▸ Provided information:
★ ★ ★ ★ ★ ★ ★

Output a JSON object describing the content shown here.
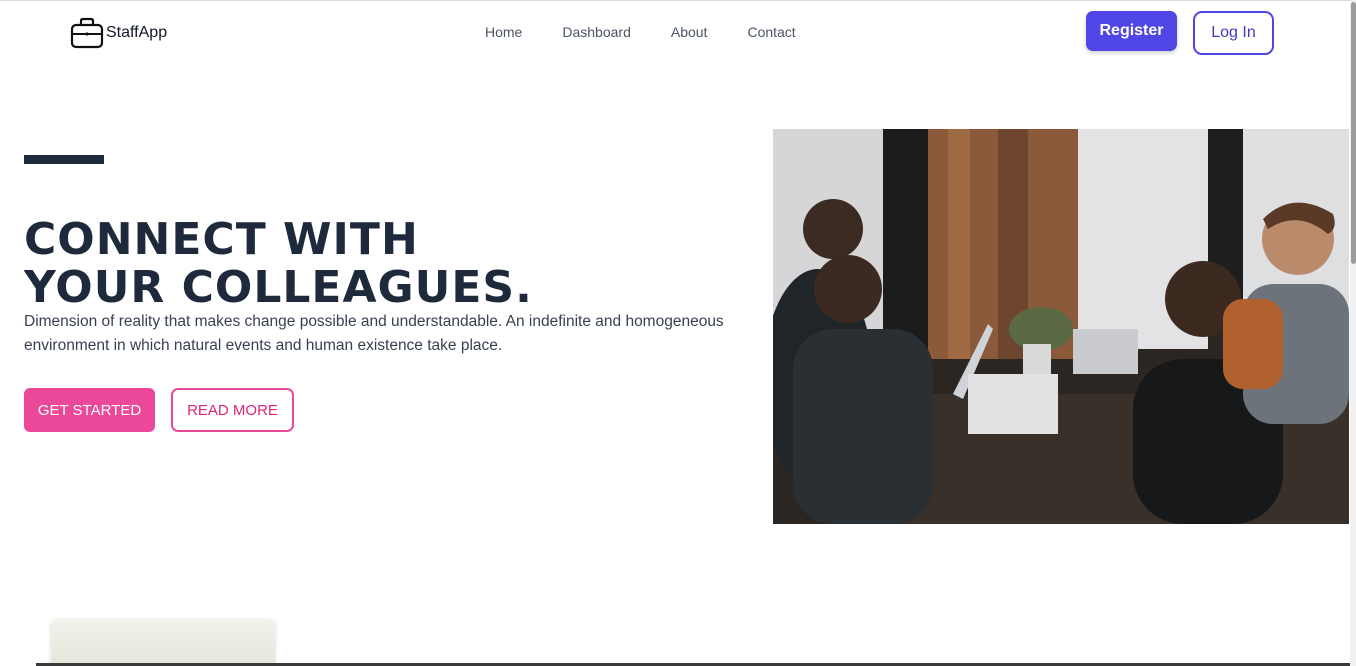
{
  "nav": {
    "brand": "StaffApp",
    "brand_icon": "briefcase-icon",
    "links": [
      "Home",
      "Dashboard",
      "About",
      "Contact"
    ],
    "register_label": "Register",
    "login_label": "Log In"
  },
  "hero": {
    "title_line1": "CONNECT WITH",
    "title_line2": "YOUR COLLEAGUES.",
    "description": "Dimension of reality that makes change possible and understandable. An indefinite and homogeneous environment in which natural events and human existence take place.",
    "primary_cta": "GET STARTED",
    "secondary_cta": "READ MORE"
  },
  "colors": {
    "primary": "#4f46e5",
    "accent": "#ec4899",
    "heading": "#1e293b"
  }
}
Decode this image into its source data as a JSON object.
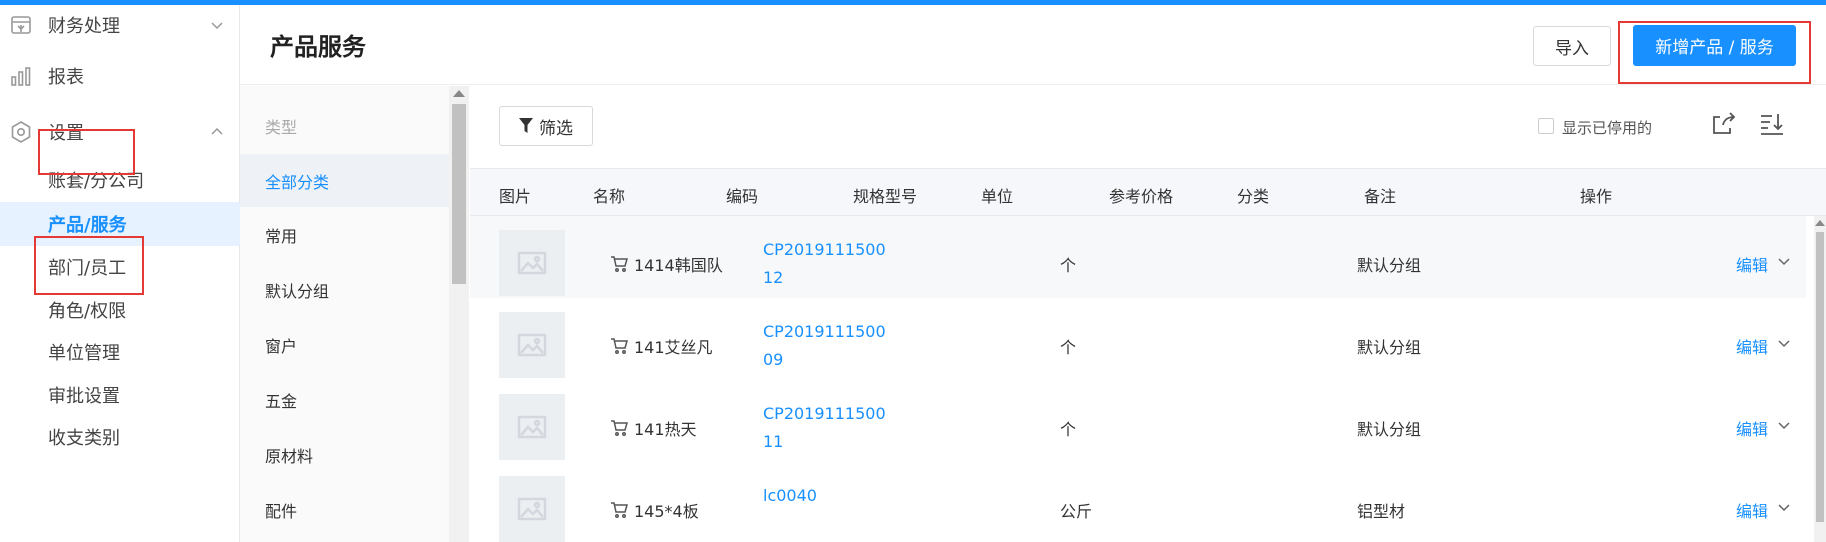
{
  "sidebar": {
    "groups": [
      {
        "label": "财务处理",
        "icon": "finance-icon"
      },
      {
        "label": "报表",
        "icon": "bar-chart-icon"
      },
      {
        "label": "设置",
        "icon": "settings-gear-icon"
      }
    ],
    "settings_items": [
      {
        "label": "账套/分公司"
      },
      {
        "label": "产品/服务",
        "active": true
      },
      {
        "label": "部门/员工"
      },
      {
        "label": "角色/权限"
      },
      {
        "label": "单位管理"
      },
      {
        "label": "审批设置"
      },
      {
        "label": "收支类别"
      }
    ]
  },
  "header": {
    "title": "产品服务",
    "import_label": "导入",
    "new_label": "新增产品 / 服务"
  },
  "categories": {
    "heading": "类型",
    "items": [
      "全部分类",
      "常用",
      "默认分组",
      "窗户",
      "五金",
      "原材料",
      "配件"
    ],
    "active_index": 0
  },
  "toolbar": {
    "filter_label": "筛选",
    "show_disabled_label": "显示已停用的",
    "show_disabled_checked": false
  },
  "table": {
    "columns": [
      "图片",
      "名称",
      "编码",
      "规格型号",
      "单位",
      "参考价格",
      "分类",
      "备注",
      "操作"
    ],
    "rows": [
      {
        "name": "1414韩国队",
        "code": "CP201911150012",
        "spec": "",
        "unit": "个",
        "price": "",
        "category": "默认分组",
        "note": "",
        "action": "编辑"
      },
      {
        "name": "141艾丝凡",
        "code": "CP201911150009",
        "spec": "",
        "unit": "个",
        "price": "",
        "category": "默认分组",
        "note": "",
        "action": "编辑"
      },
      {
        "name": "141热天",
        "code": "CP201911150011",
        "spec": "",
        "unit": "个",
        "price": "",
        "category": "默认分组",
        "note": "",
        "action": "编辑"
      },
      {
        "name": "145*4板",
        "code": "lc0040",
        "spec": "",
        "unit": "公斤",
        "price": "",
        "category": "铝型材",
        "note": "",
        "action": "编辑"
      }
    ]
  },
  "colors": {
    "accent": "#1890ff",
    "highlight_box": "#e53935",
    "active_bg": "#e6f2ff"
  }
}
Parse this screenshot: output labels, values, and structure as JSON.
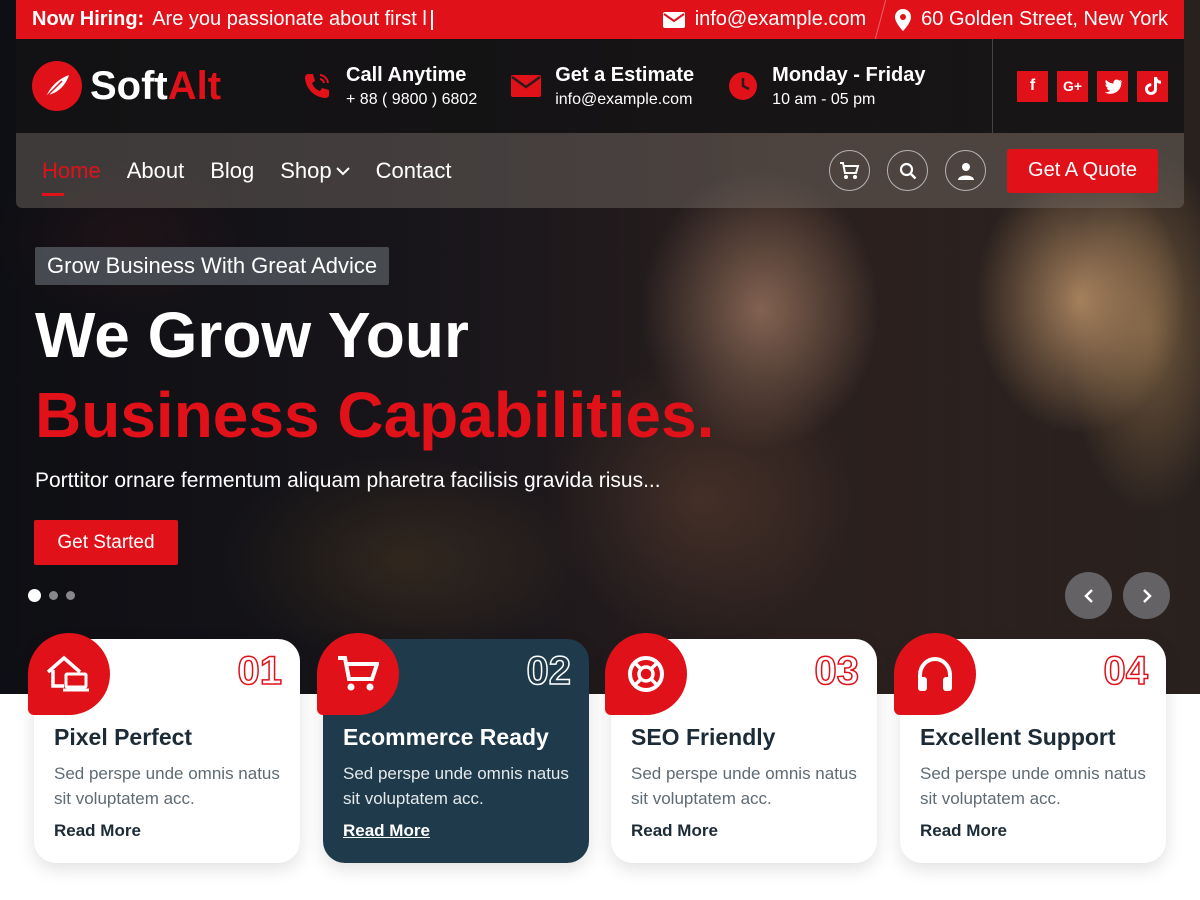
{
  "topbar": {
    "hiring_label": "Now Hiring:",
    "hiring_text": "Are you passionate about first l",
    "email": "info@example.com",
    "address": "60 Golden Street, New York"
  },
  "logo": {
    "part1": "Soft",
    "part2": "Alt"
  },
  "contacts": [
    {
      "title": "Call Anytime",
      "sub": "+ 88 ( 9800 ) 6802",
      "icon": "phone-icon"
    },
    {
      "title": "Get a Estimate",
      "sub": "info@example.com",
      "icon": "envelope-icon"
    },
    {
      "title": "Monday - Friday",
      "sub": "10 am - 05 pm",
      "icon": "clock-icon"
    }
  ],
  "socials": [
    "f",
    "G+",
    "twitter",
    "tiktok"
  ],
  "nav": {
    "items": [
      "Home",
      "About",
      "Blog",
      "Shop",
      "Contact"
    ],
    "quote_label": "Get A Quote"
  },
  "hero": {
    "tagline": "Grow Business With Great Advice",
    "headline1": "We Grow Your",
    "headline2": "Business Capabilities.",
    "description": "Porttitor ornare fermentum aliquam pharetra facilisis gravida risus...",
    "cta_label": "Get Started"
  },
  "cards": [
    {
      "num": "01",
      "title": "Pixel Perfect",
      "desc": "Sed perspe unde omnis natus sit voluptatem acc.",
      "link": "Read More"
    },
    {
      "num": "02",
      "title": "Ecommerce Ready",
      "desc": "Sed perspe unde omnis natus sit voluptatem acc.",
      "link": "Read More"
    },
    {
      "num": "03",
      "title": "SEO Friendly",
      "desc": "Sed perspe unde omnis natus sit voluptatem acc.",
      "link": "Read More"
    },
    {
      "num": "04",
      "title": "Excellent Support",
      "desc": "Sed perspe unde omnis natus sit voluptatem acc.",
      "link": "Read More"
    }
  ],
  "colors": {
    "accent": "#e1111a",
    "dark_card": "#1f3a4a",
    "heading": "#1c2b36"
  }
}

★ ★ ★ ★ ★ ★ ★

▸ Task goal: Return each line with "Grow".

▸ Task response:
    "tagline": "Grow Business With Great Advice",
    "headline1": "We Grow Your",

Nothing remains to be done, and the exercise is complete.